DOMANDE
- 1) Elenca tutte le carenze che il brano sulla prevenzione attribuisce alla direttiva attuale sui cancerogeni.
- 2) Riprendi il brano sulla prevenzione e prosegui il discorso a partire dalla sua ultima frase.

SEZIONE DEL DOCUMENTO
R. I problemi principali sono la mancanza di azioni concrete sul piano legislativo e il modo superficiale di valutare l’organizzazione della prevenzione nei paesi dell’Unione Europea; inoltre, ci sono importanti carenze da risolvere nella normativa comunitaria. Prenda, ad esempio, la direttiva attuale sui cancerogeni. Fissa valori-limite che coprono meno del 20 per cento dei casi reali di esposizione professionale in Europa; trascura gli agenti cancerogeni generati dal processo di produzione come la silice cristallina o i vapori di diesel; ignora il ruolo delle sostanze tossiche per la riproduzione; non organizza la sorveglianza sanitaria dopo il periodo di occupazione. Tutto ciò è assurdo, quando si sa che i periodi di latenza dei tumori possono superare 30 anni.

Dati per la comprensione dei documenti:
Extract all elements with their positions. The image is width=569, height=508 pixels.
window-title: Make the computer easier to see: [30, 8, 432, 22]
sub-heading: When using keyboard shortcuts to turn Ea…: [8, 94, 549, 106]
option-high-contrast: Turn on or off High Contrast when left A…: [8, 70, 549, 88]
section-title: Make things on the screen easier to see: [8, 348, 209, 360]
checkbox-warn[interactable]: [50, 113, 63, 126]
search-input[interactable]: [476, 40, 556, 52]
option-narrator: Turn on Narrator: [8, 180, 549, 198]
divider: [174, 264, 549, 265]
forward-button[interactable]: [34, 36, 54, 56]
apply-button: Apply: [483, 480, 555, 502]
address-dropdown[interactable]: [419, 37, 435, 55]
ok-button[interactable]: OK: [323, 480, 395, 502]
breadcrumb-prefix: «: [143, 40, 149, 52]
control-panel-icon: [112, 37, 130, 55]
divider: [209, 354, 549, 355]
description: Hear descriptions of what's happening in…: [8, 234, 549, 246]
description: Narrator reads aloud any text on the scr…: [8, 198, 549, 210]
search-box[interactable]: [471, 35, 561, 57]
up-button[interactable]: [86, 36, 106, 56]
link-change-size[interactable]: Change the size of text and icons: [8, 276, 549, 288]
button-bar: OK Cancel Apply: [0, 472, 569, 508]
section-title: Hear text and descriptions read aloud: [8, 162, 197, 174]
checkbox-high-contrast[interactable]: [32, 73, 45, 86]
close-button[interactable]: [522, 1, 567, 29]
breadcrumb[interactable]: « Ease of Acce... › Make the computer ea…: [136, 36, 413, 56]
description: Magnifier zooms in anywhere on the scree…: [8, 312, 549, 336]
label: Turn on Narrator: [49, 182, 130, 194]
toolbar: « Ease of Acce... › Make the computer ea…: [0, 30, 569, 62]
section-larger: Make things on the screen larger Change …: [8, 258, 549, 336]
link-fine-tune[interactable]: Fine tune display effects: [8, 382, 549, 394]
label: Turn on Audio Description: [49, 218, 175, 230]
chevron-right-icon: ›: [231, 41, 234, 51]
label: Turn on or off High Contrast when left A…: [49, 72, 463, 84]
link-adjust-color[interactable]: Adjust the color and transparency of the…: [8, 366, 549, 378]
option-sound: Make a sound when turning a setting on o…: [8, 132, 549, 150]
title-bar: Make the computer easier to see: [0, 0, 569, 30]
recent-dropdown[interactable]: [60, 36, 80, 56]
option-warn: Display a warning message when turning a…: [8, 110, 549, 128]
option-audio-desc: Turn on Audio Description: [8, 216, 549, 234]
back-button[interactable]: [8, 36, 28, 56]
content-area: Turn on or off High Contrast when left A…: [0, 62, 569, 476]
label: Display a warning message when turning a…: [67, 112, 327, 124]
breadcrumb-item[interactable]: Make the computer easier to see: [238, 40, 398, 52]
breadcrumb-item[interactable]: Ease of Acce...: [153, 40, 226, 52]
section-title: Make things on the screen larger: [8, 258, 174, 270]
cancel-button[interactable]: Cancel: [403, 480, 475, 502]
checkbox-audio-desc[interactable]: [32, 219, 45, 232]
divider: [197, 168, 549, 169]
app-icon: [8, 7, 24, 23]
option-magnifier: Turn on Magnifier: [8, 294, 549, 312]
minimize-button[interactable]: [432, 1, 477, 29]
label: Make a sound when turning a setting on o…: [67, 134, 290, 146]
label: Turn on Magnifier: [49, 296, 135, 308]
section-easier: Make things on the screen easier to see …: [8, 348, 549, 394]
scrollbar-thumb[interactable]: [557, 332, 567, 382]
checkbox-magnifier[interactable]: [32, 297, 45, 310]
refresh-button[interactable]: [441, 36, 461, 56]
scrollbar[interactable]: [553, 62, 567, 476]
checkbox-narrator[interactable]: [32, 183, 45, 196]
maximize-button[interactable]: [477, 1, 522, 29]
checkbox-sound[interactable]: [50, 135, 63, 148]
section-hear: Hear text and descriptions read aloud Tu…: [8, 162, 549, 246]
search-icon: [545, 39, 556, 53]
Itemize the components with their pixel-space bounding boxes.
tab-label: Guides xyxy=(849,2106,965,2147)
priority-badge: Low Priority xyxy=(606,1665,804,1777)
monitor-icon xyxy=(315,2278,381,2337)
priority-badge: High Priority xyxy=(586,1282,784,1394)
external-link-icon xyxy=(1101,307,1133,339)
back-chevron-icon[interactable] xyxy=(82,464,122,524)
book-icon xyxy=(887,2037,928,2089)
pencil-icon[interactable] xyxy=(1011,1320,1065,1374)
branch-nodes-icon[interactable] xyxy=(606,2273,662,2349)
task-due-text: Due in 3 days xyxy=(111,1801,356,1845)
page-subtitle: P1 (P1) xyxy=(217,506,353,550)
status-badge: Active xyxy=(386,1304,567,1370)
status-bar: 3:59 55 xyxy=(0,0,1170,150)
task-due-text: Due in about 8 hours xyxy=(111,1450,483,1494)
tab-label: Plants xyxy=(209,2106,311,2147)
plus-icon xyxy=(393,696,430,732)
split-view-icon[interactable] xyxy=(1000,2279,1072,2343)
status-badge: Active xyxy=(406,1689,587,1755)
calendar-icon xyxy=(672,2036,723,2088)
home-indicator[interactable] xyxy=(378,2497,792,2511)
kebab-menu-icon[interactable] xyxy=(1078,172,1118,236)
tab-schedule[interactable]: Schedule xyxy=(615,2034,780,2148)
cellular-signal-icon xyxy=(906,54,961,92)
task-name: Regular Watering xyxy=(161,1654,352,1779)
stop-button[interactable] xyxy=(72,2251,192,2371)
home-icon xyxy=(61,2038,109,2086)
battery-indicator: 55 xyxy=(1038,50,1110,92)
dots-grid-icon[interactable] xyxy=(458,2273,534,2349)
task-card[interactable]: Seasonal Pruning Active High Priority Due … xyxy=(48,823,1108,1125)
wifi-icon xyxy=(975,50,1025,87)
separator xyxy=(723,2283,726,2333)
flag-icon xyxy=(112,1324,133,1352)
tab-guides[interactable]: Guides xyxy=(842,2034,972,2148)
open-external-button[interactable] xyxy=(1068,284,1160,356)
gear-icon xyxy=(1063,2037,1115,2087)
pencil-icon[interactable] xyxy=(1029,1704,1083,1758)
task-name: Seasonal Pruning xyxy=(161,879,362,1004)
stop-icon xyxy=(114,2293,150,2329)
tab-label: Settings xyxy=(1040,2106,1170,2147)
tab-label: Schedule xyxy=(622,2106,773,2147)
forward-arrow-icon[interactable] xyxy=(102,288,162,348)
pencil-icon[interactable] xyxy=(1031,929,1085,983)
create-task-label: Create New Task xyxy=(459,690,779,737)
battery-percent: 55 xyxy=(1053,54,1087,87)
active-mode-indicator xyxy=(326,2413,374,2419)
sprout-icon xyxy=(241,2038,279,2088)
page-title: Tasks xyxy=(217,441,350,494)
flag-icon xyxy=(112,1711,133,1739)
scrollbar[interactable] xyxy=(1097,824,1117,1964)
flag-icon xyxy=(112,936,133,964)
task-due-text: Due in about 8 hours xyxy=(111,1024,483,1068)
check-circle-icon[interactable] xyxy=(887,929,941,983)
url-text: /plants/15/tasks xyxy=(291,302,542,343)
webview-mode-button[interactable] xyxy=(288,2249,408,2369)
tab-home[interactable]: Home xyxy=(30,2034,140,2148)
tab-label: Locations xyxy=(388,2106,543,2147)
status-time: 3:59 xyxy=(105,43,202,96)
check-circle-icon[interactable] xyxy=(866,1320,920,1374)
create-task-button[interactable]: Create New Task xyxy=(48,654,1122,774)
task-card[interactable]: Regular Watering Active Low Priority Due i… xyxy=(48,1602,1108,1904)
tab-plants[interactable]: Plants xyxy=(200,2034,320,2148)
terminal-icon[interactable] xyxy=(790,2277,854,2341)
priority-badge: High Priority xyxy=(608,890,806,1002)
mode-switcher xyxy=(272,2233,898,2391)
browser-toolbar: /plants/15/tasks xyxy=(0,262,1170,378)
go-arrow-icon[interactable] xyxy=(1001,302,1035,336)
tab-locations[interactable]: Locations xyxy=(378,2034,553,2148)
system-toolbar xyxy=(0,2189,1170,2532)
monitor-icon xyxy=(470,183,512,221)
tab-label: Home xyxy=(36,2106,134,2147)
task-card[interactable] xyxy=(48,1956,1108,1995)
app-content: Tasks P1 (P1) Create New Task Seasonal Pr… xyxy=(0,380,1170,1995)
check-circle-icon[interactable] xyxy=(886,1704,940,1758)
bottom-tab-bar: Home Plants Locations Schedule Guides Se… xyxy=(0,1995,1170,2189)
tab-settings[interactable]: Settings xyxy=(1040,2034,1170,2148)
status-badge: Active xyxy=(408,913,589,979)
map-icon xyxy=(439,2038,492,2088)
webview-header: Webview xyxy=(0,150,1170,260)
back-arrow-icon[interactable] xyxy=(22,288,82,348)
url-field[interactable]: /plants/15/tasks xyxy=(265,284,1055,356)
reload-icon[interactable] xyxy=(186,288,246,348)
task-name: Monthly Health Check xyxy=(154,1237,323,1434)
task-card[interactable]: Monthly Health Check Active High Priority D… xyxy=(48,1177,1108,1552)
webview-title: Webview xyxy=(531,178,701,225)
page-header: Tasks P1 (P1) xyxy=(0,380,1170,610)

SOLUZIONI DELL'ESERCIZIO
- 1)
- Fissa valori-limite che coprono meno del 20 per cento dei casi reali di esposizione professionale in Europa.
- Trascura gli agenti cancerogeni generati dal processo di produzione, come la silice cristallina o i vapori di diesel.
- Ignora il ruolo delle sostanze tossiche per la riproduzione.
- Non organizza la sorveglianza sanitaria dopo il periodo di occupazione.

- 2)
Le direttive sulla movimentazione manuale dei carichi e sui videoterminali non consentono una prevenzione efficace delle patologie muscoloscheletriche, che colpiscono circa il 25 per cento dei lavoratori in Europa. Su questi problemi essenziali della normativa comunitaria, il quadro adottato dalla Commissione tace e non prevede azione alcuna. Osserva un silenzio pudico sul fatto che, in molti Stati membri, i servizi di prevenzione si siano ridotti a un negozio redditizio che non svolge un ruolo di prevenzione collettiva. Spesso la “promozione della salute” individuale è realizzata a scapito di un intervento collettivo sulle condizioni di lavoro.
La rappresentanza dei lavoratori per la sicurezza manca in moltissime realtà. Senza controllo dai lavoratori, la prevenzione si riduce a un rito burocratico. Esiste virtualmente, sulla carta, nei sistemi di certificazione o in statistiche che non fanno emergere che una piccola parte della realtà. Un’altra carenza del quadro è di negare le diseguaglianze fra uomini e donne e l’impatto specifico di esse sulla salute e sicurezza. L’unica allusione al tema si limita alla tutela della gravidanza, come se le donne non fossero sfruttate anche da un’ineguale ripartizione del lavoro non remunerato e spinte verso la precarietà del lavoro a tempo parziale. Infine, quando la Commissione parla di favorire le piccole imprese, intende facilitare le pratiche di sub-appalti che consentono di ridurre la sicurezza ed “esternalizzare” i rischi di molte grandi imprese industriali.
D. Lei sostiene che il quadro non introduce svolte pratiche per la salute e sicurezza sul lavoro: su quali basi è fondata la sua considerazione? Quali soluzioni propone?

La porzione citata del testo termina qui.